Direction: Track down the lines that contain "Registration" and copy them.

Record extracts:
________

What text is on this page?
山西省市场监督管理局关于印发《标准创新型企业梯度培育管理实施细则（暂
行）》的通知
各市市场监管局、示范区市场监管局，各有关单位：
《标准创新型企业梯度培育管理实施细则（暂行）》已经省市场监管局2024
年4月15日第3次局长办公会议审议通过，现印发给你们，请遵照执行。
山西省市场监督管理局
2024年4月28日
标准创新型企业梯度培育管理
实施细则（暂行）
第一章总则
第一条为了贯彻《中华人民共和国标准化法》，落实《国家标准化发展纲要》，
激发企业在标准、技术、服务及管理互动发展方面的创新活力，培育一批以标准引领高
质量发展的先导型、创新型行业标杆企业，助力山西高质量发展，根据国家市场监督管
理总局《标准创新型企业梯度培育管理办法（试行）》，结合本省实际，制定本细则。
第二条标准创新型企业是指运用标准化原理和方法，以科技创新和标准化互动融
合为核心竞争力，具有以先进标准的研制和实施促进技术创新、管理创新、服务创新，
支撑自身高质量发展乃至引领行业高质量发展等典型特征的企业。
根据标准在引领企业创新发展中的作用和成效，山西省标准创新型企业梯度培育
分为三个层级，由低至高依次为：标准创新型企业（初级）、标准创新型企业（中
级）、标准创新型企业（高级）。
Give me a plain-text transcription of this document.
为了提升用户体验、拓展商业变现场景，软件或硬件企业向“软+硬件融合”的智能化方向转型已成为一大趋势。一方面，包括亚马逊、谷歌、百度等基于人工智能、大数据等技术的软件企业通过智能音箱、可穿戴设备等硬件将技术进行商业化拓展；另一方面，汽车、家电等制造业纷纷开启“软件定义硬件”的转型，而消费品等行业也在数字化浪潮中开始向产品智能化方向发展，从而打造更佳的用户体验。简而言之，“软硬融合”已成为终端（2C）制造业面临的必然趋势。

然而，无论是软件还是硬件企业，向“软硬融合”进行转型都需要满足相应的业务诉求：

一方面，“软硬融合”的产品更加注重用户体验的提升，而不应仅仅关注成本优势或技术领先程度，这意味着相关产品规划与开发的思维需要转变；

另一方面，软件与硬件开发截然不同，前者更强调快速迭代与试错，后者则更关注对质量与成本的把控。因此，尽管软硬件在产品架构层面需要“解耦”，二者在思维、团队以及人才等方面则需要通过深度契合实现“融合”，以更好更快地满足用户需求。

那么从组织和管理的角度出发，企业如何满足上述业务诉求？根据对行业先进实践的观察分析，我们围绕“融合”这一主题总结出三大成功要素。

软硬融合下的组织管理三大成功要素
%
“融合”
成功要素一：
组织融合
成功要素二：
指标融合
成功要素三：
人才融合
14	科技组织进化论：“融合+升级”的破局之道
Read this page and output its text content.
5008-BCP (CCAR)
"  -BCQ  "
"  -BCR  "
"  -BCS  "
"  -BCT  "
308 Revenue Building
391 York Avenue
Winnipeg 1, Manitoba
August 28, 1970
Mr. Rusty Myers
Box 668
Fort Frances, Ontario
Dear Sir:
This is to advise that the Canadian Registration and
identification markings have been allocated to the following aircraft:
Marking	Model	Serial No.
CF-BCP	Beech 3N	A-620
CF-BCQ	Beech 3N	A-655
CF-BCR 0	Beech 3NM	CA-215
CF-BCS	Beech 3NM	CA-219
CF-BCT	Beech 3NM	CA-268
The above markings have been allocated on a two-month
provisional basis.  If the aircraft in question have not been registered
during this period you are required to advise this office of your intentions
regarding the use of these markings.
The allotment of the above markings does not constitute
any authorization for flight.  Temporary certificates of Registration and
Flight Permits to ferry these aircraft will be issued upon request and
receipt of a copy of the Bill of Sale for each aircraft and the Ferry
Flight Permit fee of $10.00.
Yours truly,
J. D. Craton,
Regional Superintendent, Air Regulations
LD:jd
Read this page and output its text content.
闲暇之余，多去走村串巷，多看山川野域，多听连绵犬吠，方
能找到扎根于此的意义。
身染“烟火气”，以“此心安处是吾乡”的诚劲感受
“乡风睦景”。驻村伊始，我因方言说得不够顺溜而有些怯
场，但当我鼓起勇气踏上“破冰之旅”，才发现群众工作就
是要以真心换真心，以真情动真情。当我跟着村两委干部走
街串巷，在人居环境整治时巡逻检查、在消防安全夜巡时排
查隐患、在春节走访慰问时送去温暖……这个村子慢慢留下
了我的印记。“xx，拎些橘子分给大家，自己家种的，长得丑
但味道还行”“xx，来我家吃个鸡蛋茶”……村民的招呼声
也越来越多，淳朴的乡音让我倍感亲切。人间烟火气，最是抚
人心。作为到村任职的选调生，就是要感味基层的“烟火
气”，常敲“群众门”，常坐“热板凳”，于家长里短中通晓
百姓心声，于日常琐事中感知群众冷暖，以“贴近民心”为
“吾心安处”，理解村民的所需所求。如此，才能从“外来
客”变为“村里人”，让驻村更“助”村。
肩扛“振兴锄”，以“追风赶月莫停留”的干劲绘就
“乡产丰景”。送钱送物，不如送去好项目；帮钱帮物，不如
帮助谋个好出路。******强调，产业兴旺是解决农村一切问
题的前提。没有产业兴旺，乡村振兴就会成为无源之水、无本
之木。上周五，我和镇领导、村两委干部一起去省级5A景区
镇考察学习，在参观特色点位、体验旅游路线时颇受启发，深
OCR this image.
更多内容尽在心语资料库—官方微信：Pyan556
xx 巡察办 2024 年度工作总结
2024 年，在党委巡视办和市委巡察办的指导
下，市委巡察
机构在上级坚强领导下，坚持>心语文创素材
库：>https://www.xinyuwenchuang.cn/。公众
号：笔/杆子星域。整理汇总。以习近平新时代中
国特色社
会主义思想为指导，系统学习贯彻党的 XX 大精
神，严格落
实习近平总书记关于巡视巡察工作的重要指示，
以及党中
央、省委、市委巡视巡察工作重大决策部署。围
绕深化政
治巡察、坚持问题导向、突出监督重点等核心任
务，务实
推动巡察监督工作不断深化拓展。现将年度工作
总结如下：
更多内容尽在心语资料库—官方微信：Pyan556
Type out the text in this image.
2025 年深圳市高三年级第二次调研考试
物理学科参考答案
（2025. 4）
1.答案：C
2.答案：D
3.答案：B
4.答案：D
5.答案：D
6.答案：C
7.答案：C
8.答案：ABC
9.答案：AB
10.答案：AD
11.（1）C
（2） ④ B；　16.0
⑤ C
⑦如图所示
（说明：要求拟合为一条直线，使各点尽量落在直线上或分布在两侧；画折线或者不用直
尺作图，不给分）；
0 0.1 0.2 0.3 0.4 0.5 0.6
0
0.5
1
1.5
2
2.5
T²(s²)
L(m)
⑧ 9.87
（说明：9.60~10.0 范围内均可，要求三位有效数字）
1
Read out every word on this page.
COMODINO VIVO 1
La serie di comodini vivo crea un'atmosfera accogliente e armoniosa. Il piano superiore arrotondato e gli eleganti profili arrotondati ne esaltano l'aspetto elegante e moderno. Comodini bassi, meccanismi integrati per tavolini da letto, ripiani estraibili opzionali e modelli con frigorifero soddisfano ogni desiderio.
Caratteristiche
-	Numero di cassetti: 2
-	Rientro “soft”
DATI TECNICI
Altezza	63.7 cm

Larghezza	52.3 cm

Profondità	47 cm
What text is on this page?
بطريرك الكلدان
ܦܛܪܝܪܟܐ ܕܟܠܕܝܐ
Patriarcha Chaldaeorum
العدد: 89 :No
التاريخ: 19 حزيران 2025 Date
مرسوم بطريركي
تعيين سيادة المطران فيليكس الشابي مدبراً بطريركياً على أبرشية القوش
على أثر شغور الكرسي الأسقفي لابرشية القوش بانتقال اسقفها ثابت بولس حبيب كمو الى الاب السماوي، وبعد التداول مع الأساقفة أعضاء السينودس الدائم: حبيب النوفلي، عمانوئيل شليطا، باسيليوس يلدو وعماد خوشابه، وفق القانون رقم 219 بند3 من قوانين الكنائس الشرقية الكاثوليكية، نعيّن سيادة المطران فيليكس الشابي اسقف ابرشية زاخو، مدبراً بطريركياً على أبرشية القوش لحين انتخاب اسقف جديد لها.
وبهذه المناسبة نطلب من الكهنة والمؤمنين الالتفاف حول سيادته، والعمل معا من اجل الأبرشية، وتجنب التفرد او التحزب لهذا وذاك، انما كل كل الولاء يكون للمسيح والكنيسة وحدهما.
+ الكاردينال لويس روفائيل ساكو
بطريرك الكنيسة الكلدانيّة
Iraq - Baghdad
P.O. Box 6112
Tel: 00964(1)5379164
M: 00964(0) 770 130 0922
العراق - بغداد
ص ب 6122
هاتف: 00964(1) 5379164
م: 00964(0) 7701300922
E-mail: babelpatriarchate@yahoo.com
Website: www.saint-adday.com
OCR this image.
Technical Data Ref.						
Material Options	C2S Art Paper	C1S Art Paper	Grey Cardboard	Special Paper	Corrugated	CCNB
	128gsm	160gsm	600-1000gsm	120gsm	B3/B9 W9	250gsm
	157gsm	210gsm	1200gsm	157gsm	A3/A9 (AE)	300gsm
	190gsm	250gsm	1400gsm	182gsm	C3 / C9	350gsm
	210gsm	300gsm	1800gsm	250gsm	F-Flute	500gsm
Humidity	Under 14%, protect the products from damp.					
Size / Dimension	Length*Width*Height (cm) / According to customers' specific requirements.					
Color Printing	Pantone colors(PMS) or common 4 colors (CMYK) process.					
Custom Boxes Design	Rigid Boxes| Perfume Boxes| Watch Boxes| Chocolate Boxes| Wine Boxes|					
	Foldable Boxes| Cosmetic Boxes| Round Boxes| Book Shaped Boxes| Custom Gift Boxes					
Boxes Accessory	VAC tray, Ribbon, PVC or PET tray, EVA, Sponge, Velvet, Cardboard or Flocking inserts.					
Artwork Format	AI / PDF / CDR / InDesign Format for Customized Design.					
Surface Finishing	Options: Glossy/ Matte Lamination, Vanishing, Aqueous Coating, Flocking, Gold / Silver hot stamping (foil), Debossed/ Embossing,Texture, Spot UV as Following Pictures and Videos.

________

Written solution:
This is to advise that the Canadian Registration and
any authorization for flight.  Temporary certificates of Registration and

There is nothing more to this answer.